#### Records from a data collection

········

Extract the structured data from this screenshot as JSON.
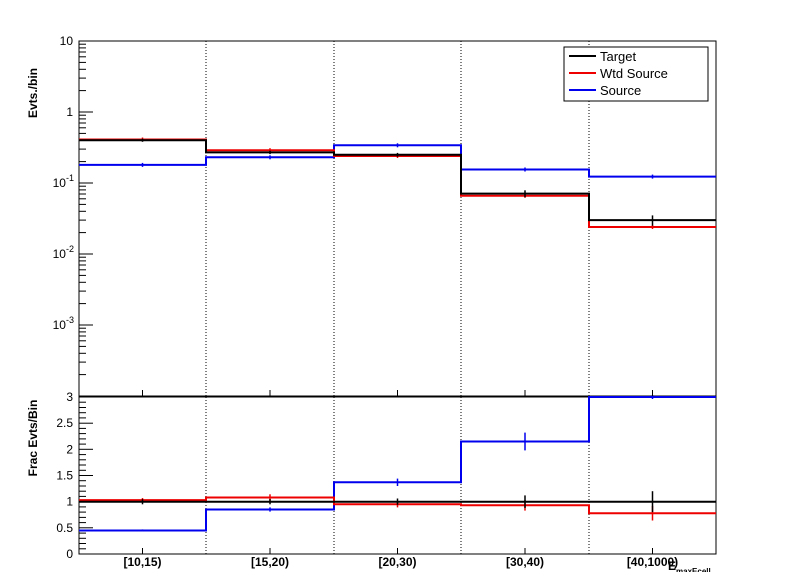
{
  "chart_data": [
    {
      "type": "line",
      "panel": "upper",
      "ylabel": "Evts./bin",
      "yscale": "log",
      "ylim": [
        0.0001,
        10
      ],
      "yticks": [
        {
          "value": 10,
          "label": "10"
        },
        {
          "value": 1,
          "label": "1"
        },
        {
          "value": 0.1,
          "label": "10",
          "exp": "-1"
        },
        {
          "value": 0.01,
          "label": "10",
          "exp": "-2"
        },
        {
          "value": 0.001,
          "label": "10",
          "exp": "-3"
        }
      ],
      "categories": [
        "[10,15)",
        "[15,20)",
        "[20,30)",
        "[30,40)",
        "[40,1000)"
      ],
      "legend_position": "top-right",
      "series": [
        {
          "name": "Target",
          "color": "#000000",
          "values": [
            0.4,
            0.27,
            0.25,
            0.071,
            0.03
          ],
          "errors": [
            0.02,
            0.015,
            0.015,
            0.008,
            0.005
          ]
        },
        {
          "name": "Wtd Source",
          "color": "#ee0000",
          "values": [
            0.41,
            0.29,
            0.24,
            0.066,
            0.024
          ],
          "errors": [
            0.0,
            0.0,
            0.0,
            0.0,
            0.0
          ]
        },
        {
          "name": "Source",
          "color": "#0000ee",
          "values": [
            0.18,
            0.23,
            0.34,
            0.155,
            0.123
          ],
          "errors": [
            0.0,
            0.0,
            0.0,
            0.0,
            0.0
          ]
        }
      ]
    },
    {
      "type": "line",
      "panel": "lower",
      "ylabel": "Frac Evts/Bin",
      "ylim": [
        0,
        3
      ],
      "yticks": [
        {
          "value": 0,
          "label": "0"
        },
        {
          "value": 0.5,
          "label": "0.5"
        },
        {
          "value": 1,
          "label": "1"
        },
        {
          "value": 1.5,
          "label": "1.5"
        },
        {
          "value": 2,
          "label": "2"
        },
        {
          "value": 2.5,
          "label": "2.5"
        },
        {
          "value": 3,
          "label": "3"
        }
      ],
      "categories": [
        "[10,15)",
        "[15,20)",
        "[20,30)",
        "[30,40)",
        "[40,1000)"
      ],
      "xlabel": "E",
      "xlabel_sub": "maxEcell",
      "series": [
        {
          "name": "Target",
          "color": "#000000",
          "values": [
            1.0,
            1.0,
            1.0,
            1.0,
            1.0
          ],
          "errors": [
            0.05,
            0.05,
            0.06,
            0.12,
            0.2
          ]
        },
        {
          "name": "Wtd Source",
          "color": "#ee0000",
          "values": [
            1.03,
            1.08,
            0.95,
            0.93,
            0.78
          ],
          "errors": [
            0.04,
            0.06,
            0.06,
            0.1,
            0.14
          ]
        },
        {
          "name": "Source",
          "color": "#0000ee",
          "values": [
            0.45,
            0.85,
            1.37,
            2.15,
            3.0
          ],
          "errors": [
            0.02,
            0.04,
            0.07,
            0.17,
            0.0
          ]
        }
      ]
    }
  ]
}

········

#### YOUR TASK
Give every line above again exactly, with no pictures.

#### SOLUTION TO THE PROBLEM
Extract the structured data from this screenshot as JSON.
{
  "chart_data": [
    {
      "type": "line",
      "panel": "upper",
      "ylabel": "Evts./bin",
      "yscale": "log",
      "ylim": [
        0.0001,
        10
      ],
      "yticks": [
        {
          "value": 10,
          "label": "10"
        },
        {
          "value": 1,
          "label": "1"
        },
        {
          "value": 0.1,
          "label": "10",
          "exp": "-1"
        },
        {
          "value": 0.01,
          "label": "10",
          "exp": "-2"
        },
        {
          "value": 0.001,
          "label": "10",
          "exp": "-3"
        }
      ],
      "categories": [
        "[10,15)",
        "[15,20)",
        "[20,30)",
        "[30,40)",
        "[40,1000)"
      ],
      "legend_position": "top-right",
      "series": [
        {
          "name": "Target",
          "color": "#000000",
          "values": [
            0.4,
            0.27,
            0.25,
            0.071,
            0.03
          ],
          "errors": [
            0.02,
            0.015,
            0.015,
            0.008,
            0.005
          ]
        },
        {
          "name": "Wtd Source",
          "color": "#ee0000",
          "values": [
            0.41,
            0.29,
            0.24,
            0.066,
            0.024
          ],
          "errors": [
            0.0,
            0.0,
            0.0,
            0.0,
            0.0
          ]
        },
        {
          "name": "Source",
          "color": "#0000ee",
          "values": [
            0.18,
            0.23,
            0.34,
            0.155,
            0.123
          ],
          "errors": [
            0.0,
            0.0,
            0.0,
            0.0,
            0.0
          ]
        }
      ]
    },
    {
      "type": "line",
      "panel": "lower",
      "ylabel": "Frac Evts/Bin",
      "ylim": [
        0,
        3
      ],
      "yticks": [
        {
          "value": 0,
          "label": "0"
        },
        {
          "value": 0.5,
          "label": "0.5"
        },
        {
          "value": 1,
          "label": "1"
        },
        {
          "value": 1.5,
          "label": "1.5"
        },
        {
          "value": 2,
          "label": "2"
        },
        {
          "value": 2.5,
          "label": "2.5"
        },
        {
          "value": 3,
          "label": "3"
        }
      ],
      "categories": [
        "[10,15)",
        "[15,20)",
        "[20,30)",
        "[30,40)",
        "[40,1000)"
      ],
      "xlabel": "E",
      "xlabel_sub": "maxEcell",
      "series": [
        {
          "name": "Target",
          "color": "#000000",
          "values": [
            1.0,
            1.0,
            1.0,
            1.0,
            1.0
          ],
          "errors": [
            0.05,
            0.05,
            0.06,
            0.12,
            0.2
          ]
        },
        {
          "name": "Wtd Source",
          "color": "#ee0000",
          "values": [
            1.03,
            1.08,
            0.95,
            0.93,
            0.78
          ],
          "errors": [
            0.04,
            0.06,
            0.06,
            0.1,
            0.14
          ]
        },
        {
          "name": "Source",
          "color": "#0000ee",
          "values": [
            0.45,
            0.85,
            1.37,
            2.15,
            3.0
          ],
          "errors": [
            0.02,
            0.04,
            0.07,
            0.17,
            0.0
          ]
        }
      ]
    }
  ]
}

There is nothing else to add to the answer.